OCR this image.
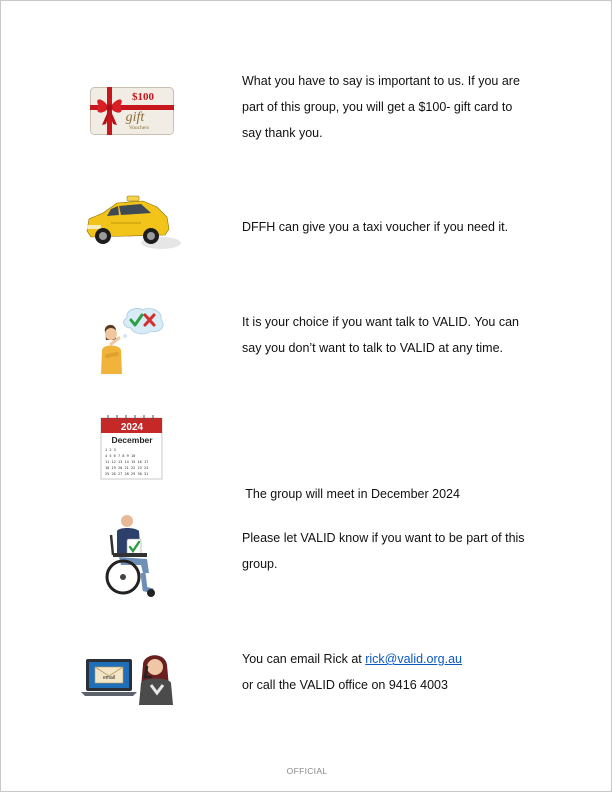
$100
gift
Vouchers

What you have to say is important to us. If you are

part of this group, you will get a $100- gift card to

say thank you.

DFFH can give you a taxi voucher if you need it.

It is your choice if you want talk to VALID. You can

say you don’t want to talk to VALID at any time.

2024
December
1 2 3
4 5 6 7 8 9 10
11 12 13 14 15 16 17
18 19 20 21 22 23 24
25 26 27 28 29 30 31

The group will meet in December 2024

Please let VALID know if you want to be part of this

group.

email

You can email Rick at rick@valid.org.au

or call the VALID office on 9416 4003

OFFICIAL
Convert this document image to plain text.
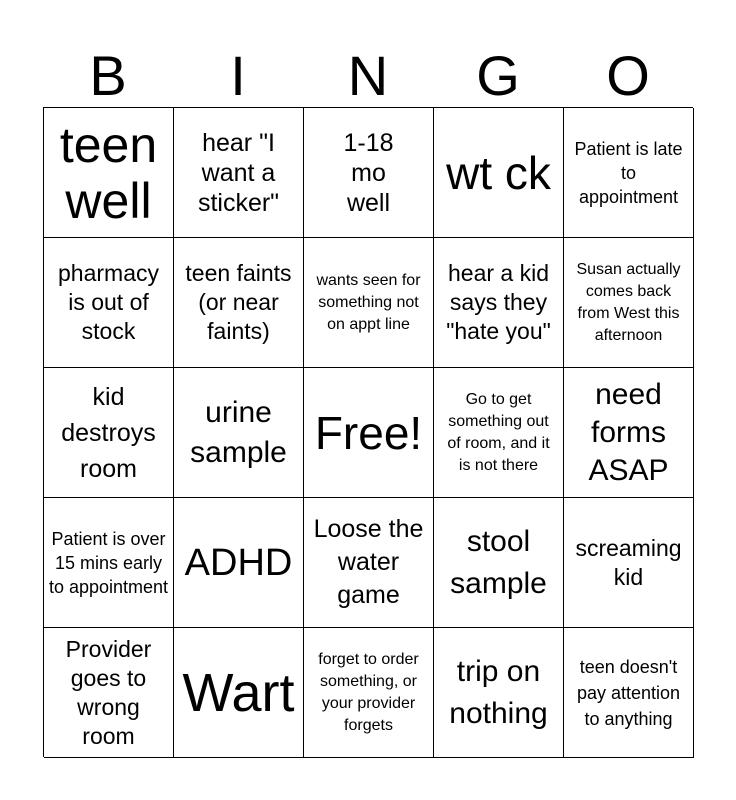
B	I	N	G	O
teen well
hear "I want a sticker"
1-18 mo well
wt ck Patient is late to appointment
pharmacy is out of stock
teen faints (or near faints)
wants seen for something not on appt line
hear a kid says they "hate you"
Susan actually comes back from West this afternoon
kid destroys room
urine sample Free!
Go to get something out of room, and it is not there
need forms ASAP
Patient is over 15 mins early to appointment
ADHD
Loose the water game
stool sample
screaming kid
Provider goes to wrong room
Wart
forget to order something, or your provider forgets
trip on nothing
teen doesn't pay attention to anything
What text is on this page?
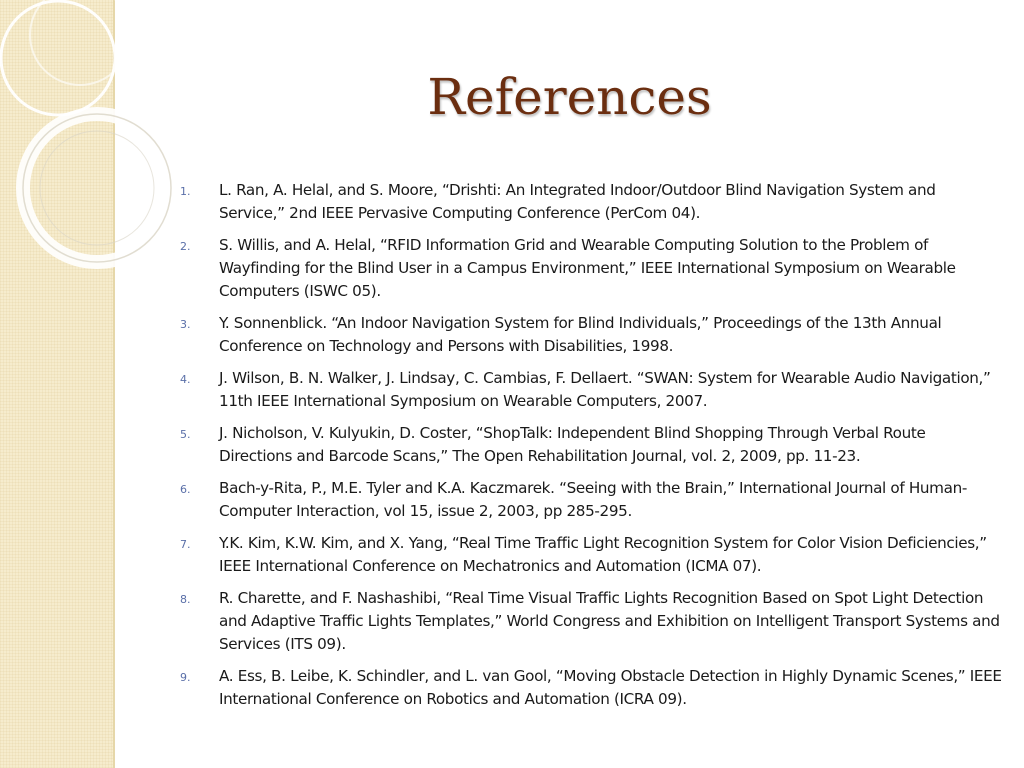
References
1.	L. Ran, A. Helal, and S. Moore, “Drishti: An Integrated Indoor/Outdoor Blind Navigation System and Service,” 2nd IEEE Pervasive Computing Conference (PerCom 04).
2.	S. Willis, and A. Helal, “RFID Information Grid and Wearable Computing Solution to the Problem of Wayfinding for the Blind User in a Campus Environment,” IEEE International Symposium on Wearable Computers (ISWC 05).
3.	Y. Sonnenblick. “An Indoor Navigation System for Blind Individuals,” Proceedings of the 13th Annual Conference on Technology and Persons with Disabilities, 1998.
4.	J. Wilson, B. N. Walker, J. Lindsay, C. Cambias, F. Dellaert. “SWAN: System for Wearable Audio Navigation,” 11th IEEE International Symposium on Wearable Computers, 2007.
5.	J. Nicholson, V. Kulyukin, D. Coster, “ShopTalk: Independent Blind Shopping Through Verbal Route Directions and Barcode Scans,” The Open Rehabilitation Journal, vol. 2, 2009, pp. 11-23.
6.	Bach-y-Rita, P., M.E. Tyler and K.A. Kaczmarek. “Seeing with the Brain,” International Journal of Human-Computer Interaction, vol 15, issue 2, 2003, pp 285-295.
7.	Y.K. Kim, K.W. Kim, and X. Yang, “Real Time Traffic Light Recognition System for Color Vision Deficiencies,” IEEE International Conference on Mechatronics and Automation (ICMA 07).
8.	R. Charette, and F. Nashashibi, “Real Time Visual Traffic Lights Recognition Based on Spot Light Detection and Adaptive Traffic Lights Templates,” World Congress and Exhibition on Intelligent Transport Systems and Services (ITS 09).
9.	A. Ess, B. Leibe, K. Schindler, and L. van Gool, “Moving Obstacle Detection in Highly Dynamic Scenes,” IEEE International Conference on Robotics and Automation (ICRA 09).
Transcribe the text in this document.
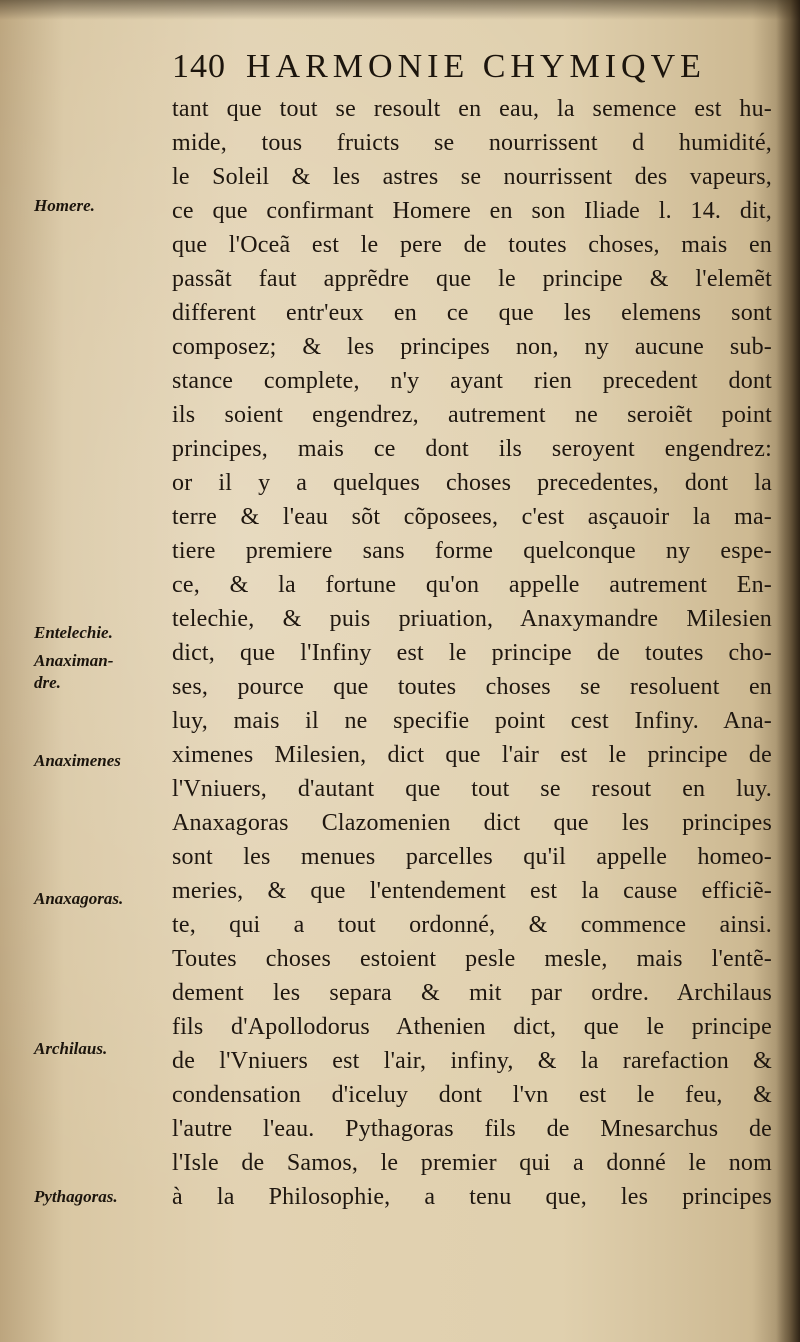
140 HARMONIE CHYMIQVE
Homere.
Entelechie.
Anaximan-
dre.
Anaximenes
Anaxagoras.
Archilaus.
Pythagoras.
tant que tout se resoult en eau, la semence est hu-
mide, tous fruicts se nourrissent d humidité,
le Soleil & les astres se nourrissent des vapeurs,
ce que confirmant Homere en son Iliade l. 14. dit,
que l'Oceã est le pere de toutes choses, mais en
passãt faut apprẽdre que le principe & l'elemẽt
different entr'eux en ce que les elemens sont
composez; & les principes non, ny aucune sub-
stance complete, n'y ayant rien precedent dont
ils soient engendrez, autrement ne seroiẽt point
principes, mais ce dont ils seroyent engendrez:
or il y a quelques choses precedentes, dont la
terre & l'eau sõt cõposees, c'est asçauoir la ma-
tiere premiere sans forme quelconque ny espe-
ce, & la fortune qu'on appelle autrement En-
telechie, & puis priuation, Anaxymandre Milesien
dict, que l'Infiny est le principe de toutes cho-
ses, pource que toutes choses se resoluent en
luy, mais il ne specifie point cest Infiny. Ana-
ximenes Milesien, dict que l'air est le principe de
l'Vniuers, d'autant que tout se resout en luy.
Anaxagoras Clazomenien dict que les principes
sont les menues parcelles qu'il appelle homeo-
meries, & que l'entendement est la cause efficiẽ-
te, qui a tout ordonné, & commence ainsi.
Toutes choses estoient pesle mesle, mais l'entẽ-
dement les separa & mit par ordre. Archilaus
fils d'Apollodorus Athenien dict, que le principe
de l'Vniuers est l'air, infiny, & la rarefaction &
condensation d'iceluy dont l'vn est le feu, &
l'autre l'eau. Pythagoras fils de Mnesarchus de
l'Isle de Samos, le premier qui a donné le nom
à la Philosophie, a tenu que, les principes
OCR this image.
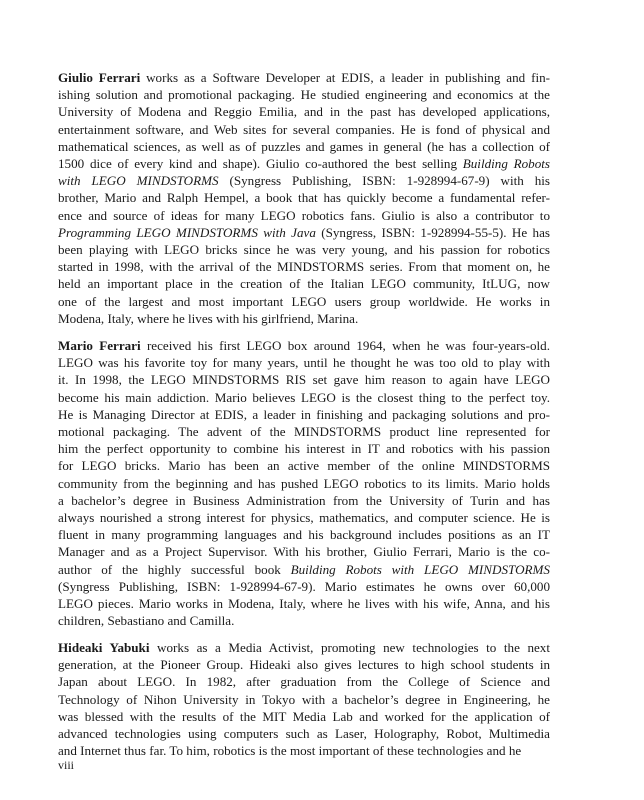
Giulio Ferrari works as a Software Developer at EDIS, a leader in publishing and fin-
ishing solution and promotional packaging. He studied engineering and economics at the
University of Modena and Reggio Emilia, and in the past has developed applications,
entertainment software, and Web sites for several companies. He is fond of physical and
mathematical sciences, as well as of puzzles and games in general (he has a collection of
1500 dice of every kind and shape). Giulio co-authored the best selling Building Robots
with LEGO MINDSTORMS (Syngress Publishing, ISBN: 1-928994-67-9) with his
brother, Mario and Ralph Hempel, a book that has quickly become a fundamental refer-
ence and source of ideas for many LEGO robotics fans. Giulio is also a contributor to
Programming LEGO MINDSTORMS with Java (Syngress, ISBN: 1-928994-55-5). He has
been playing with LEGO bricks since he was very young, and his passion for robotics
started in 1998, with the arrival of the MINDSTORMS series. From that moment on, he
held an important place in the creation of the Italian LEGO community, ItLUG, now
one of the largest and most important LEGO users group worldwide. He works in
Modena, Italy, where he lives with his girlfriend, Marina.
Mario Ferrari received his first LEGO box around 1964, when he was four-years-old.
LEGO was his favorite toy for many years, until he thought he was too old to play with
it. In 1998, the LEGO MINDSTORMS RIS set gave him reason to again have LEGO
become his main addiction. Mario believes LEGO is the closest thing to the perfect toy.
He is Managing Director at EDIS, a leader in finishing and packaging solutions and pro-
motional packaging. The advent of the MINDSTORMS product line represented for
him the perfect opportunity to combine his interest in IT and robotics with his passion
for LEGO bricks. Mario has been an active member of the online MINDSTORMS
community from the beginning and has pushed LEGO robotics to its limits. Mario holds
a bachelor’s degree in Business Administration from the University of Turin and has
always nourished a strong interest for physics, mathematics, and computer science. He is
fluent in many programming languages and his background includes positions as an IT
Manager and as a Project Supervisor. With his brother, Giulio Ferrari, Mario is the co-
author of the highly successful book Building Robots with LEGO MINDSTORMS
(Syngress Publishing, ISBN: 1-928994-67-9). Mario estimates he owns over 60,000
LEGO pieces. Mario works in Modena, Italy, where he lives with his wife, Anna, and his
children, Sebastiano and Camilla.
Hideaki Yabuki works as a Media Activist, promoting new technologies to the next
generation, at the Pioneer Group. Hideaki also gives lectures to high school students in
Japan about LEGO. In 1982, after graduation from the College of Science and
Technology of Nihon University in Tokyo with a bachelor’s degree in Engineering, he
was blessed with the results of the MIT Media Lab and worked for the application of
advanced technologies using computers such as Laser, Holography, Robot, Multimedia
and Internet thus far. To him, robotics is the most important of these technologies and he
viii
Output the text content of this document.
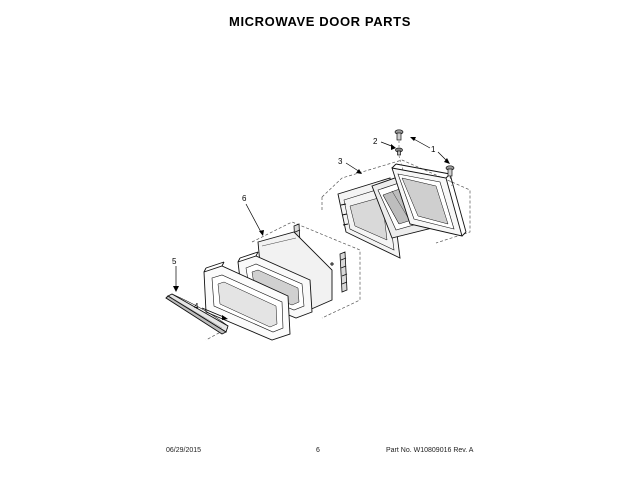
MICROWAVE DOOR PARTS
1
2
3
4
5
6
06/29/2015	6	Part No. W10809016 Rev. A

-.-.-

> [Exercise brief] Every entry should be returned exactly as written, minus the pictures.

> [Written answer]
OCR this image.
$100
gift
Vouchers

What you have to say is important to us. If you are

part of this group, you will get a $100- gift card to

say thank you.

DFFH can give you a taxi voucher if you need it.

It is your choice if you want talk to VALID. You can

say you don’t want to talk to VALID at any time.

2024
December
1 2 3
4 5 6 7 8 9 10
11 12 13 14 15 16 17
18 19 20 21 22 23 24
25 26 27 28 29 30 31

The group will meet in December 2024

Please let VALID know if you want to be part of this

group.

email

You can email Rick at rick@valid.org.au

or call the VALID office on 9416 4003

OFFICIAL
Convert this document image to plain text.
B	I	N	G	O
teen well
hear "I want a sticker"
1-18 mo well
wt ck Patient is late to appointment
pharmacy is out of stock
teen faints (or near faints)
wants seen for something not on appt line
hear a kid says they "hate you"
Susan actually comes back from West this afternoon
kid destroys room
urine sample Free!
Go to get something out of room, and it is not there
need forms ASAP
Patient is over 15 mins early to appointment
ADHD
Loose the water game
stool sample
screaming kid
Provider goes to wrong room
Wart
forget to order something, or your provider forgets
trip on nothing
teen doesn't pay attention to anything
What text is on this page?
References
1.	L. Ran, A. Helal, and S. Moore, “Drishti: An Integrated Indoor/Outdoor Blind Navigation System and Service,” 2nd IEEE Pervasive Computing Conference (PerCom 04).
2.	S. Willis, and A. Helal, “RFID Information Grid and Wearable Computing Solution to the Problem of Wayfinding for the Blind User in a Campus Environment,” IEEE International Symposium on Wearable Computers (ISWC 05).
3.	Y. Sonnenblick. “An Indoor Navigation System for Blind Individuals,” Proceedings of the 13th Annual Conference on Technology and Persons with Disabilities, 1998.
4.	J. Wilson, B. N. Walker, J. Lindsay, C. Cambias, F. Dellaert. “SWAN: System for Wearable Audio Navigation,” 11th IEEE International Symposium on Wearable Computers, 2007.
5.	J. Nicholson, V. Kulyukin, D. Coster, “ShopTalk: Independent Blind Shopping Through Verbal Route Directions and Barcode Scans,” The Open Rehabilitation Journal, vol. 2, 2009, pp. 11-23.
6.	Bach-y-Rita, P., M.E. Tyler and K.A. Kaczmarek. “Seeing with the Brain,” International Journal of Human-Computer Interaction, vol 15, issue 2, 2003, pp 285-295.
7.	Y.K. Kim, K.W. Kim, and X. Yang, “Real Time Traffic Light Recognition System for Color Vision Deficiencies,” IEEE International Conference on Mechatronics and Automation (ICMA 07).
8.	R. Charette, and F. Nashashibi, “Real Time Visual Traffic Lights Recognition Based on Spot Light Detection and Adaptive Traffic Lights Templates,” World Congress and Exhibition on Intelligent Transport Systems and Services (ITS 09).
9.	A. Ess, B. Leibe, K. Schindler, and L. van Gool, “Moving Obstacle Detection in Highly Dynamic Scenes,” IEEE International Conference on Robotics and Automation (ICRA 09).
Transcribe the text in this document.
140 HARMONIE CHYMIQVE
Homere.
Entelechie.
Anaximan-
dre.
Anaximenes
Anaxagoras.
Archilaus.
Pythagoras.
tant que tout se resoult en eau, la semence est hu-
mide, tous fruicts se nourrissent d humidité,
le Soleil & les astres se nourrissent des vapeurs,
ce que confirmant Homere en son Iliade l. 14. dit,
que l'Oceã est le pere de toutes choses, mais en
passãt faut apprẽdre que le principe & l'elemẽt
different entr'eux en ce que les elemens sont
composez; & les principes non, ny aucune sub-
stance complete, n'y ayant rien precedent dont
ils soient engendrez, autrement ne seroiẽt point
principes, mais ce dont ils seroyent engendrez:
or il y a quelques choses precedentes, dont la
terre & l'eau sõt cõposees, c'est asçauoir la ma-
tiere premiere sans forme quelconque ny espe-
ce, & la fortune qu'on appelle autrement En-
telechie, & puis priuation, Anaxymandre Milesien
dict, que l'Infiny est le principe de toutes cho-
ses, pource que toutes choses se resoluent en
luy, mais il ne specifie point cest Infiny. Ana-
ximenes Milesien, dict que l'air est le principe de
l'Vniuers, d'autant que tout se resout en luy.
Anaxagoras Clazomenien dict que les principes
sont les menues parcelles qu'il appelle homeo-
meries, & que l'entendement est la cause efficiẽ-
te, qui a tout ordonné, & commence ainsi.
Toutes choses estoient pesle mesle, mais l'entẽ-
dement les separa & mit par ordre. Archilaus
fils d'Apollodorus Athenien dict, que le principe
de l'Vniuers est l'air, infiny, & la rarefaction &
condensation d'iceluy dont l'vn est le feu, &
l'autre l'eau. Pythagoras fils de Mnesarchus de
l'Isle de Samos, le premier qui a donné le nom
à la Philosophie, a tenu que, les principes
OCR this image.
Giulio Ferrari works as a Software Developer at EDIS, a leader in publishing and fin-
ishing solution and promotional packaging. He studied engineering and economics at the
University of Modena and Reggio Emilia, and in the past has developed applications,
entertainment software, and Web sites for several companies. He is fond of physical and
mathematical sciences, as well as of puzzles and games in general (he has a collection of
1500 dice of every kind and shape). Giulio co-authored the best selling Building Robots
with LEGO MINDSTORMS (Syngress Publishing, ISBN: 1-928994-67-9) with his
brother, Mario and Ralph Hempel, a book that has quickly become a fundamental refer-
ence and source of ideas for many LEGO robotics fans. Giulio is also a contributor to
Programming LEGO MINDSTORMS with Java (Syngress, ISBN: 1-928994-55-5). He has
been playing with LEGO bricks since he was very young, and his passion for robotics
started in 1998, with the arrival of the MINDSTORMS series. From that moment on, he
held an important place in the creation of the Italian LEGO community, ItLUG, now
one of the largest and most important LEGO users group worldwide. He works in
Modena, Italy, where he lives with his girlfriend, Marina.
Mario Ferrari received his first LEGO box around 1964, when he was four-years-old.
LEGO was his favorite toy for many years, until he thought he was too old to play with
it. In 1998, the LEGO MINDSTORMS RIS set gave him reason to again have LEGO
become his main addiction. Mario believes LEGO is the closest thing to the perfect toy.
He is Managing Director at EDIS, a leader in finishing and packaging solutions and pro-
motional packaging. The advent of the MINDSTORMS product line represented for
him the perfect opportunity to combine his interest in IT and robotics with his passion
for LEGO bricks. Mario has been an active member of the online MINDSTORMS
community from the beginning and has pushed LEGO robotics to its limits. Mario holds
a bachelor’s degree in Business Administration from the University of Turin and has
always nourished a strong interest for physics, mathematics, and computer science. He is
fluent in many programming languages and his background includes positions as an IT
Manager and as a Project Supervisor. With his brother, Giulio Ferrari, Mario is the co-
author of the highly successful book Building Robots with LEGO MINDSTORMS
(Syngress Publishing, ISBN: 1-928994-67-9). Mario estimates he owns over 60,000
LEGO pieces. Mario works in Modena, Italy, where he lives with his wife, Anna, and his
children, Sebastiano and Camilla.
Hideaki Yabuki works as a Media Activist, promoting new technologies to the next
generation, at the Pioneer Group. Hideaki also gives lectures to high school students in
Japan about LEGO. In 1982, after graduation from the College of Science and
Technology of Nihon University in Tokyo with a bachelor’s degree in Engineering, he
was blessed with the results of the MIT Media Lab and worked for the application of
advanced technologies using computers such as Laser, Holography, Robot, Multimedia
and Internet thus far. To him, robotics is the most important of these technologies and he
viii
Output the text content of this document.
MICROWAVE DOOR PARTS
1
2
3
4
5
6
06/29/2015	6	Part No. W10809016 Rev. A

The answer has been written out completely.